(Collected data entries)
====

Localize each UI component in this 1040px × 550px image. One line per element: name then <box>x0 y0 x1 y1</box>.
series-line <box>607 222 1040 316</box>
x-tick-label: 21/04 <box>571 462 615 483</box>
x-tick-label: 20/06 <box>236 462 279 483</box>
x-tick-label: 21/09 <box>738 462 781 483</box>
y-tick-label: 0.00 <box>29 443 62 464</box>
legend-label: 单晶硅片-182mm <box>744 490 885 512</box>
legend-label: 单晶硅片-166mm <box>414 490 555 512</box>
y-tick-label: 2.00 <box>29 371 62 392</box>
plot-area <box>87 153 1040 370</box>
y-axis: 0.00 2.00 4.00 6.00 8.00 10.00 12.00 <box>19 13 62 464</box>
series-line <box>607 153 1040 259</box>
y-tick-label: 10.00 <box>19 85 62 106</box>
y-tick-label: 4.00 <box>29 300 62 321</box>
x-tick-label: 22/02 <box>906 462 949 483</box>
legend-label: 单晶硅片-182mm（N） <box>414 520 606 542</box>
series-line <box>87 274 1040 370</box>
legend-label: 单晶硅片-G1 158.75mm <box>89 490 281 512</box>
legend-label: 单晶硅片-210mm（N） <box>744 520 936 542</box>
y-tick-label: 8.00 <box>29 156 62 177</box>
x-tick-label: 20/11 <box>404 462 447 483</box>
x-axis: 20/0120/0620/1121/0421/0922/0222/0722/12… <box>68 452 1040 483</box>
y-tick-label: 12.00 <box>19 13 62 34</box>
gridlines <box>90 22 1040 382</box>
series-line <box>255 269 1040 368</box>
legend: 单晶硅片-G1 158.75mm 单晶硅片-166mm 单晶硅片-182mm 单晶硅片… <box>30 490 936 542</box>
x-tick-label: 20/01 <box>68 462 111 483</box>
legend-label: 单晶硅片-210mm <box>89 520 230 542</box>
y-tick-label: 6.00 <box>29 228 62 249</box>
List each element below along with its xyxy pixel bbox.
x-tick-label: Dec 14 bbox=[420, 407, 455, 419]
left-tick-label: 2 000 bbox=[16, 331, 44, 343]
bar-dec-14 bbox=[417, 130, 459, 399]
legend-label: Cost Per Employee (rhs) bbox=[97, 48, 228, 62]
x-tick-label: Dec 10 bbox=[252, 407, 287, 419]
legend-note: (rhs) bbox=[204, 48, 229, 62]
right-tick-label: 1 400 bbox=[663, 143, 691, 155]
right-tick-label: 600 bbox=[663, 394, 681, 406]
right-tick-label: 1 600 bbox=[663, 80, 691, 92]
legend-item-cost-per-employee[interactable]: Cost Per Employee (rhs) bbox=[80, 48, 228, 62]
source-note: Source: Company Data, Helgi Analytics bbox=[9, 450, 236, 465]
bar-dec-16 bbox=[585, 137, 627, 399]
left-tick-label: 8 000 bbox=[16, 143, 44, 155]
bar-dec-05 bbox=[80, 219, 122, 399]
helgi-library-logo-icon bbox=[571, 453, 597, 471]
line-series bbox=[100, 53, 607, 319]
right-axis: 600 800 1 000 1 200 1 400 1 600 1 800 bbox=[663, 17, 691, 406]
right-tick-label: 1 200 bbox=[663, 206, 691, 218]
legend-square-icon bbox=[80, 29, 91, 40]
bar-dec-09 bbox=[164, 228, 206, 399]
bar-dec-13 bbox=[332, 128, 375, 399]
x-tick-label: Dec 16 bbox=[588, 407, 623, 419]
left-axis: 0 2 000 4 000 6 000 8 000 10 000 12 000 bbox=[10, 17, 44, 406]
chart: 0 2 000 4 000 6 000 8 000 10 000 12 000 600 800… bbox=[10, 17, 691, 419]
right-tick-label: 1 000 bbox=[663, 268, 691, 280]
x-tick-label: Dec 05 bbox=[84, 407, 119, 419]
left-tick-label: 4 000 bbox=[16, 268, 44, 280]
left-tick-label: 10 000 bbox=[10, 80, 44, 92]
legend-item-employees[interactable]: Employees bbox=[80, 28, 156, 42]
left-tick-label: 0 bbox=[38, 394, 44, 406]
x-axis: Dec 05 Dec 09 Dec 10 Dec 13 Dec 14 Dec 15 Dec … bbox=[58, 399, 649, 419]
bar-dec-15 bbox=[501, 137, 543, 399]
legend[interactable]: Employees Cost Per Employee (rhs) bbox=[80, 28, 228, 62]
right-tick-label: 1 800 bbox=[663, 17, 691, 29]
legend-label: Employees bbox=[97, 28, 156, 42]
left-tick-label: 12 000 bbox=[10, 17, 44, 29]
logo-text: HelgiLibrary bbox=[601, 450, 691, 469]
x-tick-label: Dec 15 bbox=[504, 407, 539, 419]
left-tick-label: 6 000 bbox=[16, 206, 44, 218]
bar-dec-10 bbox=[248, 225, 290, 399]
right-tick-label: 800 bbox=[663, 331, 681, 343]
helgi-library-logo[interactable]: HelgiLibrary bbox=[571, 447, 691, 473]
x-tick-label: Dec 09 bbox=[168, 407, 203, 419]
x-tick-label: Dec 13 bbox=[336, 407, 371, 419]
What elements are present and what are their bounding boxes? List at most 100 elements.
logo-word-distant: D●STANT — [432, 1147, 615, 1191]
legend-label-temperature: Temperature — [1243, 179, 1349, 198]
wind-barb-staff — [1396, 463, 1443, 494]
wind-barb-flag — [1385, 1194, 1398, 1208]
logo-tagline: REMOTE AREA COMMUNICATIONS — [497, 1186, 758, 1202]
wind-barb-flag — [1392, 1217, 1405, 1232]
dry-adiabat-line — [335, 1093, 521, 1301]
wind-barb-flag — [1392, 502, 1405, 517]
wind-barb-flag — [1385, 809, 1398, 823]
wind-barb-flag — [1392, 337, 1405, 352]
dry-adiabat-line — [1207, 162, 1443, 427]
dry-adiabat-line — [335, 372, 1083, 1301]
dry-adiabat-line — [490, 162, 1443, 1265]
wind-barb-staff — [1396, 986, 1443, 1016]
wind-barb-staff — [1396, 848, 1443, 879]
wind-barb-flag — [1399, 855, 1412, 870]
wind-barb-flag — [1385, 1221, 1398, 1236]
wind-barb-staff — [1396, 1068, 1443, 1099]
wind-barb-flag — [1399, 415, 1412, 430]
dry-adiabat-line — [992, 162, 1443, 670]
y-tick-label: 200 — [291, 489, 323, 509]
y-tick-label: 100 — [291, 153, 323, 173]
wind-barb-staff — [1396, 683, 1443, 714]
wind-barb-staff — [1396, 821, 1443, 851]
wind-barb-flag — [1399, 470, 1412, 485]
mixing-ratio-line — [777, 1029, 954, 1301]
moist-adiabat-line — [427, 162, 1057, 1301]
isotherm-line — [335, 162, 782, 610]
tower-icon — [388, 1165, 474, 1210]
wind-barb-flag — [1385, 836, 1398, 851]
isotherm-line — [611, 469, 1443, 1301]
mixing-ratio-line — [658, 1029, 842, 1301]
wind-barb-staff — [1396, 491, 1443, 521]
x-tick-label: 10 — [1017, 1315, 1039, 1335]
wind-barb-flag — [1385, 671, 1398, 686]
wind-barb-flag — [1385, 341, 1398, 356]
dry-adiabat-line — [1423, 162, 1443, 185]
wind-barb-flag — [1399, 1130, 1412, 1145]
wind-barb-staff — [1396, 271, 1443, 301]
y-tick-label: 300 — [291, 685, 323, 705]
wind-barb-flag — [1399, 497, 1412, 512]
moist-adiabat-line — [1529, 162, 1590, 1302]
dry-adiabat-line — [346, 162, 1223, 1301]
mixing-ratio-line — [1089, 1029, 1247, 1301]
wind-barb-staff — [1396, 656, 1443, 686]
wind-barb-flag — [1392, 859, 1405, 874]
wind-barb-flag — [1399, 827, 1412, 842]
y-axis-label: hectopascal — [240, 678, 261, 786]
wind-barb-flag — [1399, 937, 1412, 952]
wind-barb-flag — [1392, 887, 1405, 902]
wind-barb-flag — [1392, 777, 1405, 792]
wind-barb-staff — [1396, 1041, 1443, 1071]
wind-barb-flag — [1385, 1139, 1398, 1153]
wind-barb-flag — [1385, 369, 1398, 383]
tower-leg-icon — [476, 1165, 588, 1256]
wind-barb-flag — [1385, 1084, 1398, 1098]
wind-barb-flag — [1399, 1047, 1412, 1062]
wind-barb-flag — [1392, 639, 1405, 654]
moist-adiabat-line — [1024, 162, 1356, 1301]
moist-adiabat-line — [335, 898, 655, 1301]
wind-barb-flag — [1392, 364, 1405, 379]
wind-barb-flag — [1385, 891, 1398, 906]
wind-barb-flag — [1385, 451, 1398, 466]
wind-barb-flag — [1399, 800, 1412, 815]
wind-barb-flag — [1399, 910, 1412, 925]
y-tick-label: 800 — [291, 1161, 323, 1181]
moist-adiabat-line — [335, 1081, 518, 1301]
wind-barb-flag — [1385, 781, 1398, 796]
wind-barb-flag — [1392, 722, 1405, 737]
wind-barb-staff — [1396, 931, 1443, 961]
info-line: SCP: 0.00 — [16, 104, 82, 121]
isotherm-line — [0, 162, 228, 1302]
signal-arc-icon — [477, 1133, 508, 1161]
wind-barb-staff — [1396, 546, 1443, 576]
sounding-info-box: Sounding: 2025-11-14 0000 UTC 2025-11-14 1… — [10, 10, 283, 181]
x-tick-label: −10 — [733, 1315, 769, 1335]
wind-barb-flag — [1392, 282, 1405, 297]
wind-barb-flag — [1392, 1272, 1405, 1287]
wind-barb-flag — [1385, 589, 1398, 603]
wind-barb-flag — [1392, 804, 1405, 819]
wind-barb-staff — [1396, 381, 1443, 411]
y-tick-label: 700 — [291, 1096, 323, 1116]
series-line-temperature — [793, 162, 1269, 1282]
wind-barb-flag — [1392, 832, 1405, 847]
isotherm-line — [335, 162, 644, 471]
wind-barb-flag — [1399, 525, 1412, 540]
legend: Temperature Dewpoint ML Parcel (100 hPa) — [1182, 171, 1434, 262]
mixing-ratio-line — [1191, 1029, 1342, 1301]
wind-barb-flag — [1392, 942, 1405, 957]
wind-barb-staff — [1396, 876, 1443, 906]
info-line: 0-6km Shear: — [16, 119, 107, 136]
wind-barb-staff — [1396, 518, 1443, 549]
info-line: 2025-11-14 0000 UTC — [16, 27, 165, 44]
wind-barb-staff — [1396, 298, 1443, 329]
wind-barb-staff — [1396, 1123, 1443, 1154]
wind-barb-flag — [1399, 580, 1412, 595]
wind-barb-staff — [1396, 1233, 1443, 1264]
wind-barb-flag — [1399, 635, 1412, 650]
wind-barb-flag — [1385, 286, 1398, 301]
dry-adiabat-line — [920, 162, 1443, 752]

====

[Written problem]: Find every line in the items that contains the word "each" and copy those lines. Treat uppercase and lowercase as different.

[Finished task]:
Localize each UI component in this 1040px × 550px image. One line per element: name then <box>x0 y0 x1 y1</box>.
List each element below along with its xyxy pixel bbox.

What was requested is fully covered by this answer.